▶

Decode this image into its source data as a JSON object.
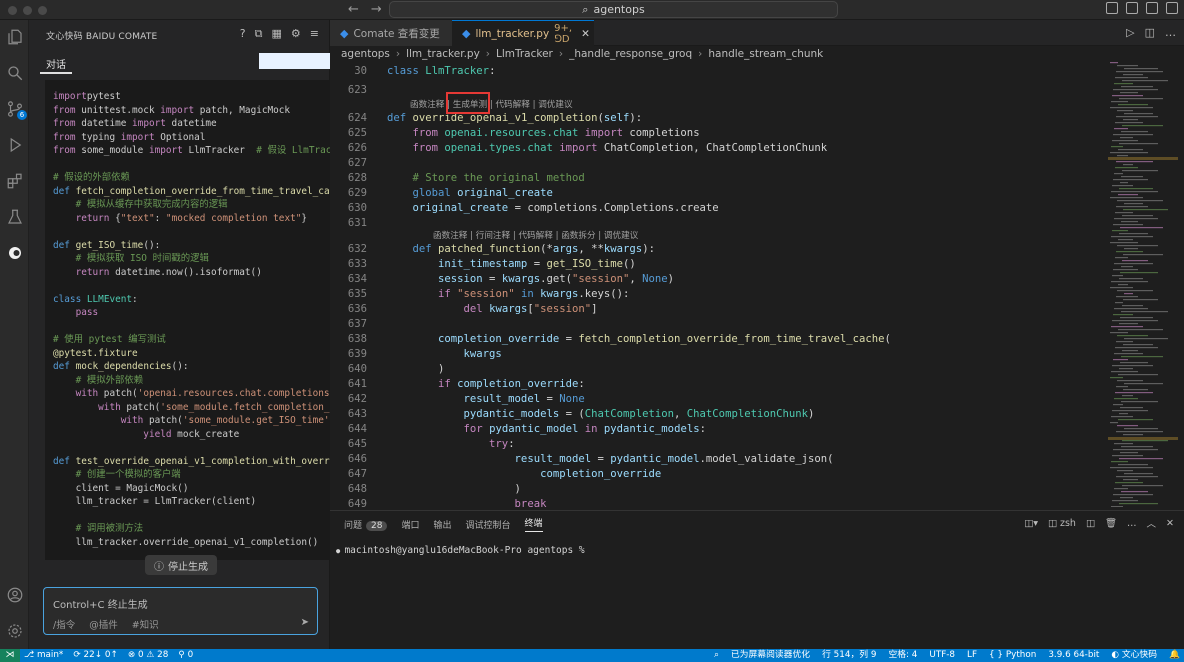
{
  "window": {
    "command_center": "agentops"
  },
  "sidebar": {
    "title": "文心快码 BAIDU COMATE",
    "tab": "对话",
    "stop_label": "停止生成",
    "input_placeholder": "Control+C 终止生成",
    "chips": [
      "/指令",
      "@插件",
      "#知识"
    ],
    "chat_code": [
      [
        [
          "c-kw2",
          "import"
        ],
        [
          "",
          "pytest"
        ]
      ],
      [
        [
          "c-kw2",
          "from"
        ],
        [
          "",
          " unittest.mock "
        ],
        [
          "c-kw2",
          "import"
        ],
        [
          "",
          " patch, MagicMock"
        ]
      ],
      [
        [
          "c-kw2",
          "from"
        ],
        [
          "",
          " datetime "
        ],
        [
          "c-kw2",
          "import"
        ],
        [
          "",
          " datetime"
        ]
      ],
      [
        [
          "c-kw2",
          "from"
        ],
        [
          "",
          " typing "
        ],
        [
          "c-kw2",
          "import"
        ],
        [
          "",
          " Optional"
        ]
      ],
      [
        [
          "c-kw2",
          "from"
        ],
        [
          "",
          " some_module "
        ],
        [
          "c-kw2",
          "import"
        ],
        [
          "",
          " LlmTracker  "
        ],
        [
          "c-com",
          "# 假设 LlmTrac"
        ]
      ],
      [
        [
          "",
          ""
        ]
      ],
      [
        [
          "c-com",
          "# 假设的外部依赖"
        ]
      ],
      [
        [
          "c-kw",
          "def"
        ],
        [
          "",
          " "
        ],
        [
          "c-fn",
          "fetch_completion_override_from_time_travel_cac"
        ]
      ],
      [
        [
          "c-com",
          "    # 模拟从缓存中获取完成内容的逻辑"
        ]
      ],
      [
        [
          "c-kw2",
          "    return"
        ],
        [
          "",
          " {"
        ],
        [
          "c-str",
          "\"text\""
        ],
        [
          "",
          ": "
        ],
        [
          "c-str",
          "\"mocked completion text\""
        ],
        [
          "",
          "}"
        ]
      ],
      [
        [
          "",
          ""
        ]
      ],
      [
        [
          "c-kw",
          "def"
        ],
        [
          "",
          " "
        ],
        [
          "c-fn",
          "get_ISO_time"
        ],
        [
          "",
          "():"
        ]
      ],
      [
        [
          "c-com",
          "    # 模拟获取 ISO 时间戳的逻辑"
        ]
      ],
      [
        [
          "c-kw2",
          "    return"
        ],
        [
          "",
          " datetime.now().isoformat()"
        ]
      ],
      [
        [
          "",
          ""
        ]
      ],
      [
        [
          "c-kw",
          "class"
        ],
        [
          "",
          " "
        ],
        [
          "c-cls",
          "LLMEvent"
        ],
        [
          "",
          ":"
        ]
      ],
      [
        [
          "c-kw2",
          "    pass"
        ]
      ],
      [
        [
          "",
          ""
        ]
      ],
      [
        [
          "c-com",
          "# 使用 pytest 编写测试"
        ]
      ],
      [
        [
          "c-dec",
          "@pytest.fixture"
        ]
      ],
      [
        [
          "c-kw",
          "def"
        ],
        [
          "",
          " "
        ],
        [
          "c-fn",
          "mock_dependencies"
        ],
        [
          "",
          "():"
        ]
      ],
      [
        [
          "c-com",
          "    # 模拟外部依赖"
        ]
      ],
      [
        [
          "c-kw2",
          "    with"
        ],
        [
          "",
          " patch("
        ],
        [
          "c-str",
          "'openai.resources.chat.completions"
        ]
      ],
      [
        [
          "c-kw2",
          "        with"
        ],
        [
          "",
          " patch("
        ],
        [
          "c-str",
          "'some_module.fetch_completion_"
        ]
      ],
      [
        [
          "c-kw2",
          "            with"
        ],
        [
          "",
          " patch("
        ],
        [
          "c-str",
          "'some_module.get_ISO_time'"
        ]
      ],
      [
        [
          "c-kw2",
          "                yield"
        ],
        [
          "",
          " mock_create"
        ]
      ],
      [
        [
          "",
          ""
        ]
      ],
      [
        [
          "c-kw",
          "def"
        ],
        [
          "",
          " "
        ],
        [
          "c-fn",
          "test_override_openai_v1_completion_with_overr"
        ]
      ],
      [
        [
          "c-com",
          "    # 创建一个模拟的客户端"
        ]
      ],
      [
        [
          "",
          "    client = MagicMock()"
        ]
      ],
      [
        [
          "",
          "    llm_tracker = LlmTracker(client)"
        ]
      ],
      [
        [
          "",
          ""
        ]
      ],
      [
        [
          "c-com",
          "    # 调用被测方法"
        ]
      ],
      [
        [
          "",
          "    llm_tracker.override_openai_v1_completion()"
        ]
      ]
    ]
  },
  "tabs": [
    {
      "label": "Comate 查看变更",
      "active": false
    },
    {
      "label": "llm_tracker.py",
      "status": "9+, ⅁D",
      "active": true
    }
  ],
  "breadcrumb": [
    "agentops",
    "llm_tracker.py",
    "LlmTracker",
    "_handle_response_groq",
    "handle_stream_chunk"
  ],
  "editor": {
    "sticky": {
      "num": "30",
      "code": [
        [
          "c-kw",
          "class"
        ],
        [
          "",
          " "
        ],
        [
          "c-cls",
          "LlmTracker"
        ],
        [
          "",
          ":"
        ]
      ]
    },
    "codelens1": "函数注释 | 生成单测 | 代码解释 | 调优建议",
    "codelens2": "函数注释 | 行间注释 | 代码解释 | 函数拆分 | 调优建议",
    "lines": [
      {
        "n": "623",
        "code": [
          [
            "",
            ""
          ]
        ]
      },
      {
        "n": "624",
        "code": [
          [
            "c-kw",
            "def"
          ],
          [
            "",
            " "
          ],
          [
            "c-fn",
            "override_openai_v1_completion"
          ],
          [
            "",
            "("
          ],
          [
            "c-var",
            "self"
          ],
          [
            "",
            "):"
          ]
        ]
      },
      {
        "n": "625",
        "code": [
          [
            "c-kw2",
            "    from"
          ],
          [
            "",
            " "
          ],
          [
            "c-cls",
            "openai.resources.chat"
          ],
          [
            "",
            " "
          ],
          [
            "c-kw2",
            "import"
          ],
          [
            "",
            " completions"
          ]
        ]
      },
      {
        "n": "626",
        "code": [
          [
            "c-kw2",
            "    from"
          ],
          [
            "",
            " "
          ],
          [
            "c-cls",
            "openai.types.chat"
          ],
          [
            "",
            " "
          ],
          [
            "c-kw2",
            "import"
          ],
          [
            "",
            " ChatCompletion, ChatCompletionChunk"
          ]
        ]
      },
      {
        "n": "627",
        "code": [
          [
            "",
            ""
          ]
        ]
      },
      {
        "n": "628",
        "code": [
          [
            "c-com",
            "    # Store the original method"
          ]
        ]
      },
      {
        "n": "629",
        "code": [
          [
            "c-kw",
            "    global"
          ],
          [
            "",
            " "
          ],
          [
            "c-var",
            "original_create"
          ]
        ]
      },
      {
        "n": "630",
        "code": [
          [
            "c-var",
            "    original_create"
          ],
          [
            "",
            " = completions.Completions.create"
          ]
        ]
      },
      {
        "n": "631",
        "code": [
          [
            "",
            ""
          ]
        ]
      },
      {
        "n": "632",
        "code": [
          [
            "c-kw",
            "    def"
          ],
          [
            "",
            " "
          ],
          [
            "c-fn",
            "patched_function"
          ],
          [
            "",
            "(*"
          ],
          [
            "c-var",
            "args"
          ],
          [
            "",
            ", **"
          ],
          [
            "c-var",
            "kwargs"
          ],
          [
            "",
            "):"
          ]
        ]
      },
      {
        "n": "633",
        "code": [
          [
            "c-var",
            "        init_timestamp"
          ],
          [
            "",
            " = "
          ],
          [
            "c-fn",
            "get_ISO_time"
          ],
          [
            "",
            "()"
          ]
        ]
      },
      {
        "n": "634",
        "code": [
          [
            "c-var",
            "        session"
          ],
          [
            "",
            " = "
          ],
          [
            "c-var",
            "kwargs"
          ],
          [
            "",
            ".get("
          ],
          [
            "c-str",
            "\"session\""
          ],
          [
            "",
            ", "
          ],
          [
            "c-kw",
            "None"
          ],
          [
            "",
            ")"
          ]
        ]
      },
      {
        "n": "635",
        "code": [
          [
            "c-kw2",
            "        if"
          ],
          [
            "",
            " "
          ],
          [
            "c-str",
            "\"session\""
          ],
          [
            "",
            " "
          ],
          [
            "c-kw",
            "in"
          ],
          [
            "",
            " "
          ],
          [
            "c-var",
            "kwargs"
          ],
          [
            "",
            ".keys():"
          ]
        ]
      },
      {
        "n": "636",
        "code": [
          [
            "c-kw2",
            "            del"
          ],
          [
            "",
            " "
          ],
          [
            "c-var",
            "kwargs"
          ],
          [
            "",
            "["
          ],
          [
            "c-str",
            "\"session\""
          ],
          [
            "",
            "]"
          ]
        ]
      },
      {
        "n": "637",
        "code": [
          [
            "",
            ""
          ]
        ]
      },
      {
        "n": "638",
        "code": [
          [
            "c-var",
            "        completion_override"
          ],
          [
            "",
            " = "
          ],
          [
            "c-fn",
            "fetch_completion_override_from_time_travel_cache"
          ],
          [
            "",
            "("
          ]
        ]
      },
      {
        "n": "639",
        "code": [
          [
            "c-var",
            "            kwargs"
          ]
        ]
      },
      {
        "n": "640",
        "code": [
          [
            "",
            "        )"
          ]
        ]
      },
      {
        "n": "641",
        "code": [
          [
            "c-kw2",
            "        if"
          ],
          [
            "",
            " "
          ],
          [
            "c-var",
            "completion_override"
          ],
          [
            "",
            ":"
          ]
        ]
      },
      {
        "n": "642",
        "code": [
          [
            "c-var",
            "            result_model"
          ],
          [
            "",
            " = "
          ],
          [
            "c-kw",
            "None"
          ]
        ]
      },
      {
        "n": "643",
        "code": [
          [
            "c-var",
            "            pydantic_models"
          ],
          [
            "",
            " = ("
          ],
          [
            "c-cls",
            "ChatCompletion"
          ],
          [
            "",
            ", "
          ],
          [
            "c-cls",
            "ChatCompletionChunk"
          ],
          [
            "",
            ")"
          ]
        ]
      },
      {
        "n": "644",
        "code": [
          [
            "c-kw2",
            "            for"
          ],
          [
            "",
            " "
          ],
          [
            "c-var",
            "pydantic_model"
          ],
          [
            "",
            " "
          ],
          [
            "c-kw2",
            "in"
          ],
          [
            "",
            " "
          ],
          [
            "c-var",
            "pydantic_models"
          ],
          [
            "",
            ":"
          ]
        ]
      },
      {
        "n": "645",
        "code": [
          [
            "c-kw2",
            "                try"
          ],
          [
            "",
            ":"
          ]
        ]
      },
      {
        "n": "646",
        "code": [
          [
            "c-var",
            "                    result_model"
          ],
          [
            "",
            " = "
          ],
          [
            "c-var",
            "pydantic_model"
          ],
          [
            "",
            ".model_validate_json("
          ]
        ]
      },
      {
        "n": "647",
        "code": [
          [
            "c-var",
            "                        completion_override"
          ]
        ]
      },
      {
        "n": "648",
        "code": [
          [
            "",
            "                    )"
          ]
        ]
      },
      {
        "n": "649",
        "code": [
          [
            "c-kw2",
            "                    break"
          ]
        ]
      }
    ]
  },
  "panel": {
    "tabs": [
      "问题",
      "端口",
      "输出",
      "调试控制台",
      "终端"
    ],
    "problems_count": "28",
    "shell": "zsh",
    "terminal_prompt": "macintosh@yanglu16deMacBook-Pro agentops %"
  },
  "status": {
    "branch": "main*",
    "sync": "22↓ 0↑",
    "errors": "0",
    "warnings": "28",
    "ports": "0",
    "screen_reader": "已为屏幕阅读器优化",
    "position": "行 514，列 9",
    "spaces": "空格: 4",
    "encoding": "UTF-8",
    "eol": "LF",
    "language": "Python",
    "interpreter": "3.9.6 64-bit",
    "comate": "文心快码"
  },
  "colors": {
    "accent": "#007acc",
    "remote": "#16825d",
    "highlight_box": "#e53935"
  }
}
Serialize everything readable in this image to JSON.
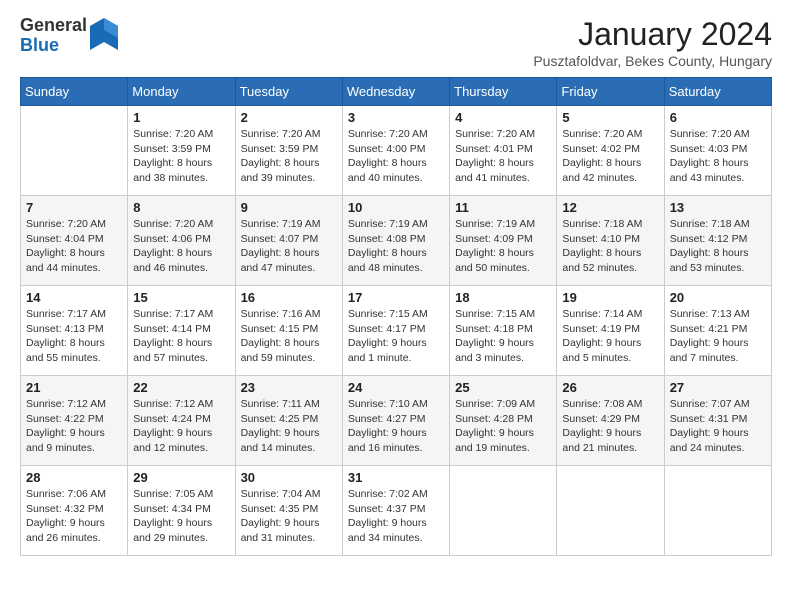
{
  "logo": {
    "general": "General",
    "blue": "Blue"
  },
  "title": "January 2024",
  "location": "Pusztafoldvar, Bekes County, Hungary",
  "weekdays": [
    "Sunday",
    "Monday",
    "Tuesday",
    "Wednesday",
    "Thursday",
    "Friday",
    "Saturday"
  ],
  "weeks": [
    [
      {
        "day": "",
        "sunrise": "",
        "sunset": "",
        "daylight": ""
      },
      {
        "day": "1",
        "sunrise": "Sunrise: 7:20 AM",
        "sunset": "Sunset: 3:59 PM",
        "daylight": "Daylight: 8 hours and 38 minutes."
      },
      {
        "day": "2",
        "sunrise": "Sunrise: 7:20 AM",
        "sunset": "Sunset: 3:59 PM",
        "daylight": "Daylight: 8 hours and 39 minutes."
      },
      {
        "day": "3",
        "sunrise": "Sunrise: 7:20 AM",
        "sunset": "Sunset: 4:00 PM",
        "daylight": "Daylight: 8 hours and 40 minutes."
      },
      {
        "day": "4",
        "sunrise": "Sunrise: 7:20 AM",
        "sunset": "Sunset: 4:01 PM",
        "daylight": "Daylight: 8 hours and 41 minutes."
      },
      {
        "day": "5",
        "sunrise": "Sunrise: 7:20 AM",
        "sunset": "Sunset: 4:02 PM",
        "daylight": "Daylight: 8 hours and 42 minutes."
      },
      {
        "day": "6",
        "sunrise": "Sunrise: 7:20 AM",
        "sunset": "Sunset: 4:03 PM",
        "daylight": "Daylight: 8 hours and 43 minutes."
      }
    ],
    [
      {
        "day": "7",
        "sunrise": "Sunrise: 7:20 AM",
        "sunset": "Sunset: 4:04 PM",
        "daylight": "Daylight: 8 hours and 44 minutes."
      },
      {
        "day": "8",
        "sunrise": "Sunrise: 7:20 AM",
        "sunset": "Sunset: 4:06 PM",
        "daylight": "Daylight: 8 hours and 46 minutes."
      },
      {
        "day": "9",
        "sunrise": "Sunrise: 7:19 AM",
        "sunset": "Sunset: 4:07 PM",
        "daylight": "Daylight: 8 hours and 47 minutes."
      },
      {
        "day": "10",
        "sunrise": "Sunrise: 7:19 AM",
        "sunset": "Sunset: 4:08 PM",
        "daylight": "Daylight: 8 hours and 48 minutes."
      },
      {
        "day": "11",
        "sunrise": "Sunrise: 7:19 AM",
        "sunset": "Sunset: 4:09 PM",
        "daylight": "Daylight: 8 hours and 50 minutes."
      },
      {
        "day": "12",
        "sunrise": "Sunrise: 7:18 AM",
        "sunset": "Sunset: 4:10 PM",
        "daylight": "Daylight: 8 hours and 52 minutes."
      },
      {
        "day": "13",
        "sunrise": "Sunrise: 7:18 AM",
        "sunset": "Sunset: 4:12 PM",
        "daylight": "Daylight: 8 hours and 53 minutes."
      }
    ],
    [
      {
        "day": "14",
        "sunrise": "Sunrise: 7:17 AM",
        "sunset": "Sunset: 4:13 PM",
        "daylight": "Daylight: 8 hours and 55 minutes."
      },
      {
        "day": "15",
        "sunrise": "Sunrise: 7:17 AM",
        "sunset": "Sunset: 4:14 PM",
        "daylight": "Daylight: 8 hours and 57 minutes."
      },
      {
        "day": "16",
        "sunrise": "Sunrise: 7:16 AM",
        "sunset": "Sunset: 4:15 PM",
        "daylight": "Daylight: 8 hours and 59 minutes."
      },
      {
        "day": "17",
        "sunrise": "Sunrise: 7:15 AM",
        "sunset": "Sunset: 4:17 PM",
        "daylight": "Daylight: 9 hours and 1 minute."
      },
      {
        "day": "18",
        "sunrise": "Sunrise: 7:15 AM",
        "sunset": "Sunset: 4:18 PM",
        "daylight": "Daylight: 9 hours and 3 minutes."
      },
      {
        "day": "19",
        "sunrise": "Sunrise: 7:14 AM",
        "sunset": "Sunset: 4:19 PM",
        "daylight": "Daylight: 9 hours and 5 minutes."
      },
      {
        "day": "20",
        "sunrise": "Sunrise: 7:13 AM",
        "sunset": "Sunset: 4:21 PM",
        "daylight": "Daylight: 9 hours and 7 minutes."
      }
    ],
    [
      {
        "day": "21",
        "sunrise": "Sunrise: 7:12 AM",
        "sunset": "Sunset: 4:22 PM",
        "daylight": "Daylight: 9 hours and 9 minutes."
      },
      {
        "day": "22",
        "sunrise": "Sunrise: 7:12 AM",
        "sunset": "Sunset: 4:24 PM",
        "daylight": "Daylight: 9 hours and 12 minutes."
      },
      {
        "day": "23",
        "sunrise": "Sunrise: 7:11 AM",
        "sunset": "Sunset: 4:25 PM",
        "daylight": "Daylight: 9 hours and 14 minutes."
      },
      {
        "day": "24",
        "sunrise": "Sunrise: 7:10 AM",
        "sunset": "Sunset: 4:27 PM",
        "daylight": "Daylight: 9 hours and 16 minutes."
      },
      {
        "day": "25",
        "sunrise": "Sunrise: 7:09 AM",
        "sunset": "Sunset: 4:28 PM",
        "daylight": "Daylight: 9 hours and 19 minutes."
      },
      {
        "day": "26",
        "sunrise": "Sunrise: 7:08 AM",
        "sunset": "Sunset: 4:29 PM",
        "daylight": "Daylight: 9 hours and 21 minutes."
      },
      {
        "day": "27",
        "sunrise": "Sunrise: 7:07 AM",
        "sunset": "Sunset: 4:31 PM",
        "daylight": "Daylight: 9 hours and 24 minutes."
      }
    ],
    [
      {
        "day": "28",
        "sunrise": "Sunrise: 7:06 AM",
        "sunset": "Sunset: 4:32 PM",
        "daylight": "Daylight: 9 hours and 26 minutes."
      },
      {
        "day": "29",
        "sunrise": "Sunrise: 7:05 AM",
        "sunset": "Sunset: 4:34 PM",
        "daylight": "Daylight: 9 hours and 29 minutes."
      },
      {
        "day": "30",
        "sunrise": "Sunrise: 7:04 AM",
        "sunset": "Sunset: 4:35 PM",
        "daylight": "Daylight: 9 hours and 31 minutes."
      },
      {
        "day": "31",
        "sunrise": "Sunrise: 7:02 AM",
        "sunset": "Sunset: 4:37 PM",
        "daylight": "Daylight: 9 hours and 34 minutes."
      },
      {
        "day": "",
        "sunrise": "",
        "sunset": "",
        "daylight": ""
      },
      {
        "day": "",
        "sunrise": "",
        "sunset": "",
        "daylight": ""
      },
      {
        "day": "",
        "sunrise": "",
        "sunset": "",
        "daylight": ""
      }
    ]
  ]
}
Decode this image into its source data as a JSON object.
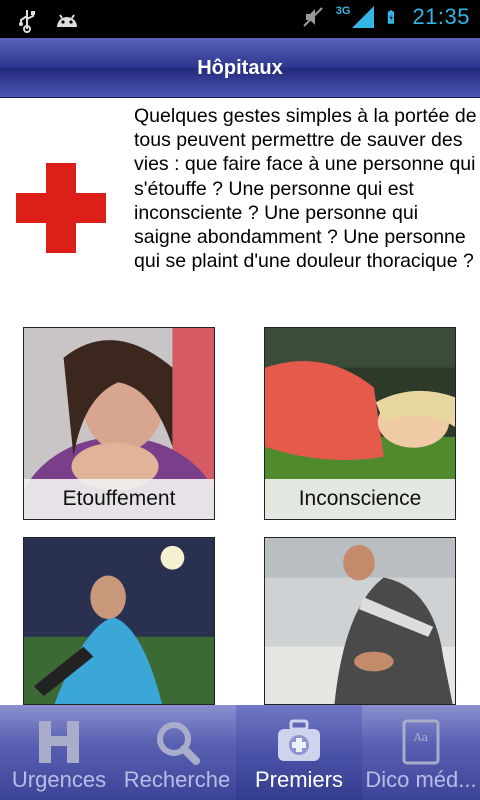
{
  "status_bar": {
    "time": "21:35",
    "network": "3G",
    "icons": [
      "usb-icon",
      "android-icon",
      "mute-icon",
      "signal-icon",
      "battery-icon"
    ]
  },
  "header": {
    "title": "Hôpitaux"
  },
  "intro": {
    "icon": "red-cross-icon",
    "text": "Quelques gestes simples à la portée de tous peuvent permettre de sauver des vies : que faire face à une personne qui s'étouffe ? Une personne qui est inconsciente ? Une personne qui saigne abondamment ? Une personne qui se plaint d'une douleur thoracique ?"
  },
  "tiles": [
    {
      "label": "Etouffement"
    },
    {
      "label": "Inconscience"
    },
    {
      "label": ""
    },
    {
      "label": ""
    }
  ],
  "tabs": [
    {
      "label": "Urgences",
      "icon": "hospital-h-icon",
      "active": false
    },
    {
      "label": "Recherche",
      "icon": "search-icon",
      "active": false
    },
    {
      "label": "Premiers",
      "icon": "first-aid-kit-icon",
      "active": true
    },
    {
      "label": "Dico méd...",
      "icon": "dictionary-icon",
      "active": false
    }
  ],
  "colors": {
    "accent": "#33b5e5",
    "bar": "#2d3691",
    "cross": "#dd1f1a"
  }
}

◀

● Exercise prompt
From the listing, tally every line with the word "agentops" in it and give only the tally.

● Solution to the exercise
3